WRITTEN PROBLEM: Quote every line of the material beneath this one.

--- BEGIN DATASET EXTRACT ---

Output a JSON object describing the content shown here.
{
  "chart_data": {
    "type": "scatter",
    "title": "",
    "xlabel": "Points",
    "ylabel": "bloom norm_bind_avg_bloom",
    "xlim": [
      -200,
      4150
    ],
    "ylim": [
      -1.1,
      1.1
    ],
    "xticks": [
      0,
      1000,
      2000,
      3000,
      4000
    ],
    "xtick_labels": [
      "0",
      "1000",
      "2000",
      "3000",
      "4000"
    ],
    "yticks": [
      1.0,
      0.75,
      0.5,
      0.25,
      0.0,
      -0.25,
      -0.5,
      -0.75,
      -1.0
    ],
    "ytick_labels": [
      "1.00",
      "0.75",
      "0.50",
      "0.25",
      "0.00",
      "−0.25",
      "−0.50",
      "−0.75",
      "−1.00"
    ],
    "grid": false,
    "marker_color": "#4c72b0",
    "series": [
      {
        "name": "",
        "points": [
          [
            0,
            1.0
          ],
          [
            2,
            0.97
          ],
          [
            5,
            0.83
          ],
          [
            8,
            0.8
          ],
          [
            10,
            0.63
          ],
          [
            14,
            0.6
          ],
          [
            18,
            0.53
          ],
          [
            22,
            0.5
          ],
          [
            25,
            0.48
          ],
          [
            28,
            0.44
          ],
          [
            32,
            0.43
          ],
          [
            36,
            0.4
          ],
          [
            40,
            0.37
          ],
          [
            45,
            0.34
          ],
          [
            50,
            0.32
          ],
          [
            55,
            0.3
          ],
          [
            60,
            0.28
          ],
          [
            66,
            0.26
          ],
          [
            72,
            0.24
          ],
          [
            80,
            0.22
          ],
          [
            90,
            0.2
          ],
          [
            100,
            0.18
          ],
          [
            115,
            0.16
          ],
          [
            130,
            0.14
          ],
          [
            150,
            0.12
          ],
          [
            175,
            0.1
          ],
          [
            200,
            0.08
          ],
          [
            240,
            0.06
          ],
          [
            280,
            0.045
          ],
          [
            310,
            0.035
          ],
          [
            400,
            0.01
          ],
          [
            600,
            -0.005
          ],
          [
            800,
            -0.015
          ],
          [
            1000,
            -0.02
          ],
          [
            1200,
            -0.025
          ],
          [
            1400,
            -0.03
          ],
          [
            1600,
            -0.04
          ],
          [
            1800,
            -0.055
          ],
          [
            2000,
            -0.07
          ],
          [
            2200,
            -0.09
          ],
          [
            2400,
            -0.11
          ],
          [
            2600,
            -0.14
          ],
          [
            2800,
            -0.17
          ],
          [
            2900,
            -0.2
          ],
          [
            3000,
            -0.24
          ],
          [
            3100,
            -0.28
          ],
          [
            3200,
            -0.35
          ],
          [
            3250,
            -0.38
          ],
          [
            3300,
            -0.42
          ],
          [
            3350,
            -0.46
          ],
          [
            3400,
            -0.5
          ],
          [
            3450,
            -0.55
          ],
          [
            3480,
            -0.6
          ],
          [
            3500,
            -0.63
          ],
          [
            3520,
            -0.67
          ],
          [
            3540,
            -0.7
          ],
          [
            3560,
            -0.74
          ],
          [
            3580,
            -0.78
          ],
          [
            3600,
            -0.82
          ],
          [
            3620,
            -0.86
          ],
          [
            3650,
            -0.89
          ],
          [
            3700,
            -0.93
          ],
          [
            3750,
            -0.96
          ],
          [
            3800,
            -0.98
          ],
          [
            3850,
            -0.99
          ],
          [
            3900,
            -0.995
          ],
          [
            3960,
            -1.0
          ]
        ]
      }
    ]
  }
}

--- END DATASET EXTRACT ---

RESULT:
Output a JSON object describing the content shown here.
{
  "chart_data": {
    "type": "scatter",
    "title": "",
    "xlabel": "Points",
    "ylabel": "bloom norm_bind_avg_bloom",
    "xlim": [
      -200,
      4150
    ],
    "ylim": [
      -1.1,
      1.1
    ],
    "xticks": [
      0,
      1000,
      2000,
      3000,
      4000
    ],
    "xtick_labels": [
      "0",
      "1000",
      "2000",
      "3000",
      "4000"
    ],
    "yticks": [
      1.0,
      0.75,
      0.5,
      0.25,
      0.0,
      -0.25,
      -0.5,
      -0.75,
      -1.0
    ],
    "ytick_labels": [
      "1.00",
      "0.75",
      "0.50",
      "0.25",
      "0.00",
      "−0.25",
      "−0.50",
      "−0.75",
      "−1.00"
    ],
    "grid": false,
    "marker_color": "#4c72b0",
    "series": [
      {
        "name": "",
        "points": [
          [
            0,
            1.0
          ],
          [
            2,
            0.97
          ],
          [
            5,
            0.83
          ],
          [
            8,
            0.8
          ],
          [
            10,
            0.63
          ],
          [
            14,
            0.6
          ],
          [
            18,
            0.53
          ],
          [
            22,
            0.5
          ],
          [
            25,
            0.48
          ],
          [
            28,
            0.44
          ],
          [
            32,
            0.43
          ],
          [
            36,
            0.4
          ],
          [
            40,
            0.37
          ],
          [
            45,
            0.34
          ],
          [
            50,
            0.32
          ],
          [
            55,
            0.3
          ],
          [
            60,
            0.28
          ],
          [
            66,
            0.26
          ],
          [
            72,
            0.24
          ],
          [
            80,
            0.22
          ],
          [
            90,
            0.2
          ],
          [
            100,
            0.18
          ],
          [
            115,
            0.16
          ],
          [
            130,
            0.14
          ],
          [
            150,
            0.12
          ],
          [
            175,
            0.1
          ],
          [
            200,
            0.08
          ],
          [
            240,
            0.06
          ],
          [
            280,
            0.045
          ],
          [
            310,
            0.035
          ],
          [
            400,
            0.01
          ],
          [
            600,
            -0.005
          ],
          [
            800,
            -0.015
          ],
          [
            1000,
            -0.02
          ],
          [
            1200,
            -0.025
          ],
          [
            1400,
            -0.03
          ],
          [
            1600,
            -0.04
          ],
          [
            1800,
            -0.055
          ],
          [
            2000,
            -0.07
          ],
          [
            2200,
            -0.09
          ],
          [
            2400,
            -0.11
          ],
          [
            2600,
            -0.14
          ],
          [
            2800,
            -0.17
          ],
          [
            2900,
            -0.2
          ],
          [
            3000,
            -0.24
          ],
          [
            3100,
            -0.28
          ],
          [
            3200,
            -0.35
          ],
          [
            3250,
            -0.38
          ],
          [
            3300,
            -0.42
          ],
          [
            3350,
            -0.46
          ],
          [
            3400,
            -0.5
          ],
          [
            3450,
            -0.55
          ],
          [
            3480,
            -0.6
          ],
          [
            3500,
            -0.63
          ],
          [
            3520,
            -0.67
          ],
          [
            3540,
            -0.7
          ],
          [
            3560,
            -0.74
          ],
          [
            3580,
            -0.78
          ],
          [
            3600,
            -0.82
          ],
          [
            3620,
            -0.86
          ],
          [
            3650,
            -0.89
          ],
          [
            3700,
            -0.93
          ],
          [
            3750,
            -0.96
          ],
          [
            3800,
            -0.98
          ],
          [
            3850,
            -0.99
          ],
          [
            3900,
            -0.995
          ],
          [
            3960,
            -1.0
          ]
        ]
      }
    ]
  }
}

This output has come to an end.